--- start ---
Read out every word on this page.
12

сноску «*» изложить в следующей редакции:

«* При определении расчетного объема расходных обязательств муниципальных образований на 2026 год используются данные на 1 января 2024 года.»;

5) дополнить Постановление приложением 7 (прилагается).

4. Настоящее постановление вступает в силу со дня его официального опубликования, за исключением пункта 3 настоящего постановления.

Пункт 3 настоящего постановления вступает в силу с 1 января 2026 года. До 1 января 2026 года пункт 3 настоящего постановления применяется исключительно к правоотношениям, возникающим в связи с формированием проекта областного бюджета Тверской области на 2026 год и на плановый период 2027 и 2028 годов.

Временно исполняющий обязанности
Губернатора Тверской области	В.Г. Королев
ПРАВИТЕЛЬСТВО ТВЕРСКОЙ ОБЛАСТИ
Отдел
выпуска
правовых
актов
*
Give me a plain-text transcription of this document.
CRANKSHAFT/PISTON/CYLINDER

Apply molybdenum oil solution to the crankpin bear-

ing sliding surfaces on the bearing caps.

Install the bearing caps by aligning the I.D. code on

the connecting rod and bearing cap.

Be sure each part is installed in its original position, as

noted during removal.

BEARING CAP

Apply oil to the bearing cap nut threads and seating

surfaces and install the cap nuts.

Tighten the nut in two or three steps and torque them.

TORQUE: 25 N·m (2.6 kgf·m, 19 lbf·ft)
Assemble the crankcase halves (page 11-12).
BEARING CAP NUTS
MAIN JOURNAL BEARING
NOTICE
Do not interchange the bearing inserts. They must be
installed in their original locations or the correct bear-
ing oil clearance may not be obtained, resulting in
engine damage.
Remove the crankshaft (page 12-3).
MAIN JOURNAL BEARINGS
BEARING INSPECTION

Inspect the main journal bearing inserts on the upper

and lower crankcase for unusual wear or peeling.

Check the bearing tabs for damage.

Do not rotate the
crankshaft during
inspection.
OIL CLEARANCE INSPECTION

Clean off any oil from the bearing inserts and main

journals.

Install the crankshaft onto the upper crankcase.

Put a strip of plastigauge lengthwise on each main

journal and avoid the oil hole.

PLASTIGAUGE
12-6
--- end ---
--- start ---
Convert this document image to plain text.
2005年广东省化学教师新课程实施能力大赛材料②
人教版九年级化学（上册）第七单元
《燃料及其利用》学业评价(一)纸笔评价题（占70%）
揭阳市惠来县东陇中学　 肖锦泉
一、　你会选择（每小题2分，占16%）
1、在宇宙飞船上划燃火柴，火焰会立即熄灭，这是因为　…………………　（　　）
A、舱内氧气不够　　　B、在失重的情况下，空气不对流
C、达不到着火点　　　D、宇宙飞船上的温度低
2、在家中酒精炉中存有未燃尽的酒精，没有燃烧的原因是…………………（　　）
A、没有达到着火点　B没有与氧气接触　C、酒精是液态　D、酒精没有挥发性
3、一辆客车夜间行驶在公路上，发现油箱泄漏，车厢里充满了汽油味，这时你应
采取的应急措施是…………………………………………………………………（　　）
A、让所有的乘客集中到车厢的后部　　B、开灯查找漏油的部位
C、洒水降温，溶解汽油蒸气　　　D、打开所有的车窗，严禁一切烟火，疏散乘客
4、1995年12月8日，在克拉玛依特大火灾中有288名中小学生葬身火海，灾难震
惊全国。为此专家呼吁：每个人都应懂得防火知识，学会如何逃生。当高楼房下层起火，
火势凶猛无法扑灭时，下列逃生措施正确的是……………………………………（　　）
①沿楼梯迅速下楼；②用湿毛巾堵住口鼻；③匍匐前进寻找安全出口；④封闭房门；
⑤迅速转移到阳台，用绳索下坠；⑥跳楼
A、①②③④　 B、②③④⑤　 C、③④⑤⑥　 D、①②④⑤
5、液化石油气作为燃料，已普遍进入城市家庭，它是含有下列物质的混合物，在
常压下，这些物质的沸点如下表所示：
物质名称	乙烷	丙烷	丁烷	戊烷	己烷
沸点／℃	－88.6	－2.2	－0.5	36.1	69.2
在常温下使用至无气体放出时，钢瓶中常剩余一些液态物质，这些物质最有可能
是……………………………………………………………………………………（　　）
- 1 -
--- end ---
WHAT IS REQUIRED: Nothing but a number is needed here: how many lines hold the string "caps"?

REPLY TO THE EXERCISE: 2